Request. Without altering anything, output the material below.

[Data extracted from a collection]
-*-*-

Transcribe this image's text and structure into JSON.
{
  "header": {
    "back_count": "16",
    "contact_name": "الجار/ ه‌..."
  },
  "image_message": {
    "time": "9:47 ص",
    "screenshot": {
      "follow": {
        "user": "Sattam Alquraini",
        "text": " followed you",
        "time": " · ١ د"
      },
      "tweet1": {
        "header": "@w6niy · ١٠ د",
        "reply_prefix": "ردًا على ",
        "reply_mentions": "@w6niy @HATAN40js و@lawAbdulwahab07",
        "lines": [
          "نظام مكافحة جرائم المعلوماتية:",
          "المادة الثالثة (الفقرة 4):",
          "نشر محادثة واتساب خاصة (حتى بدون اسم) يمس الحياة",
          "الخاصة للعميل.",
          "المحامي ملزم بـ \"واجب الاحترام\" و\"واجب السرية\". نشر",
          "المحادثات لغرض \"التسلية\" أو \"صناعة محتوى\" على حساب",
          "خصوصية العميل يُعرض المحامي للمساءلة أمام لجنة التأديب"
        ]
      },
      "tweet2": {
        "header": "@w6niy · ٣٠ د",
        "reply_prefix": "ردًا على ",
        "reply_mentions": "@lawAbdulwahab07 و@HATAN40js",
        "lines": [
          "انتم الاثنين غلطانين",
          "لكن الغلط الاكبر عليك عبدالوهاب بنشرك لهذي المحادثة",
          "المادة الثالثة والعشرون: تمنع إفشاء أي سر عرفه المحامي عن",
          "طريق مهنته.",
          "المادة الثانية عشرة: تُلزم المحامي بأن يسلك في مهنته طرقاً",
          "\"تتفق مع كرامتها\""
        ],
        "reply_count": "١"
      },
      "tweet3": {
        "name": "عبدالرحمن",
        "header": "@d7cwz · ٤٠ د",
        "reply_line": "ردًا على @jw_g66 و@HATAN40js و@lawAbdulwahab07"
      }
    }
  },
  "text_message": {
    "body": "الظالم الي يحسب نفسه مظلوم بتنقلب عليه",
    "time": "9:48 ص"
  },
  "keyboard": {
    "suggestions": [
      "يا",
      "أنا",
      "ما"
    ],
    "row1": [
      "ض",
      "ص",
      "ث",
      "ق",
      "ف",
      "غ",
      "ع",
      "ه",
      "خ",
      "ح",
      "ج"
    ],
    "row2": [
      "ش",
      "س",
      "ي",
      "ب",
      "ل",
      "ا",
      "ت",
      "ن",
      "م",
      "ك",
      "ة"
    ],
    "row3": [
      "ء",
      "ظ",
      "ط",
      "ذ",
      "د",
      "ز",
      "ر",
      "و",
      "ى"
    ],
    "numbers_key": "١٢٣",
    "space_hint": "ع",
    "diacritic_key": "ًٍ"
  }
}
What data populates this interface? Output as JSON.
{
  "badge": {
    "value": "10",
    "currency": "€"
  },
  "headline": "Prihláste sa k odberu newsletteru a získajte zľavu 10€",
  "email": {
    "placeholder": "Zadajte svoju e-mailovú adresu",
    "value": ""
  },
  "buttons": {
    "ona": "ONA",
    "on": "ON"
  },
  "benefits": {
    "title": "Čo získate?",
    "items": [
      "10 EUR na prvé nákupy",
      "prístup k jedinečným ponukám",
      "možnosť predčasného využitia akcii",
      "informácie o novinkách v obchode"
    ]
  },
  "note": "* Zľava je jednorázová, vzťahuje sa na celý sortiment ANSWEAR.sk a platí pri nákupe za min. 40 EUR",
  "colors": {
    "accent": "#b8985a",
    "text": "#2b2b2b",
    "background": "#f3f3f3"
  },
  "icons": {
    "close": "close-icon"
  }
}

-*-*-

Exercise answer.
Transcribe this image's text and structure into JSON.
{
  "header": {
    "back_count": "16",
    "contact_name": "الجار/ ه‌..."
  },
  "image_message": {
    "time": "9:47 ص",
    "screenshot": {
      "follow": {
        "user": "Sattam Alquraini",
        "text": " followed you",
        "time": " · ١ د"
      },
      "tweet1": {
        "header": "@w6niy · ١٠ د",
        "reply_prefix": "ردًا على ",
        "reply_mentions": "@w6niy @HATAN40js و@lawAbdulwahab07",
        "lines": [
          "نظام مكافحة جرائم المعلوماتية:",
          "المادة الثالثة (الفقرة 4):",
          "نشر محادثة واتساب خاصة (حتى بدون اسم) يمس الحياة",
          "الخاصة للعميل.",
          "المحامي ملزم بـ \"واجب الاحترام\" و\"واجب السرية\". نشر",
          "المحادثات لغرض \"التسلية\" أو \"صناعة محتوى\" على حساب",
          "خصوصية العميل يُعرض المحامي للمساءلة أمام لجنة التأديب"
        ]
      },
      "tweet2": {
        "header": "@w6niy · ٣٠ د",
        "reply_prefix": "ردًا على ",
        "reply_mentions": "@lawAbdulwahab07 و@HATAN40js",
        "lines": [
          "انتم الاثنين غلطانين",
          "لكن الغلط الاكبر عليك عبدالوهاب بنشرك لهذي المحادثة",
          "المادة الثالثة والعشرون: تمنع إفشاء أي سر عرفه المحامي عن",
          "طريق مهنته.",
          "المادة الثانية عشرة: تُلزم المحامي بأن يسلك في مهنته طرقاً",
          "\"تتفق مع كرامتها\""
        ],
        "reply_count": "١"
      },
      "tweet3": {
        "name": "عبدالرحمن",
        "header": "@d7cwz · ٤٠ د",
        "reply_line": "ردًا على @jw_g66 و@HATAN40js و@lawAbdulwahab07"
      }
    }
  },
  "text_message": {
    "body": "الظالم الي يحسب نفسه مظلوم بتنقلب عليه",
    "time": "9:48 ص"
  },
  "keyboard": {
    "suggestions": [
      "يا",
      "أنا",
      "ما"
    ],
    "row1": [
      "ض",
      "ص",
      "ث",
      "ق",
      "ف",
      "غ",
      "ع",
      "ه",
      "خ",
      "ح",
      "ج"
    ],
    "row2": [
      "ش",
      "س",
      "ي",
      "ب",
      "ل",
      "ا",
      "ت",
      "ن",
      "م",
      "ك",
      "ة"
    ],
    "row3": [
      "ء",
      "ظ",
      "ط",
      "ذ",
      "د",
      "ز",
      "ر",
      "و",
      "ى"
    ],
    "numbers_key": "١٢٣",
    "space_hint": "ع",
    "diacritic_key": "ًٍ"
  }
}
What data populates this interface? Output as JSON.
{
  "badge": {
    "value": "10",
    "currency": "€"
  },
  "headline": "Prihláste sa k odberu newsletteru a získajte zľavu 10€",
  "email": {
    "placeholder": "Zadajte svoju e-mailovú adresu",
    "value": ""
  },
  "buttons": {
    "ona": "ONA",
    "on": "ON"
  },
  "benefits": {
    "title": "Čo získate?",
    "items": [
      "10 EUR na prvé nákupy",
      "prístup k jedinečným ponukám",
      "možnosť predčasného využitia akcii",
      "informácie o novinkách v obchode"
    ]
  },
  "note": "* Zľava je jednorázová, vzťahuje sa na celý sortiment ANSWEAR.sk a platí pri nákupe za min. 40 EUR",
  "colors": {
    "accent": "#b8985a",
    "text": "#2b2b2b",
    "background": "#f3f3f3"
  },
  "icons": {
    "close": "close-icon"
  }
}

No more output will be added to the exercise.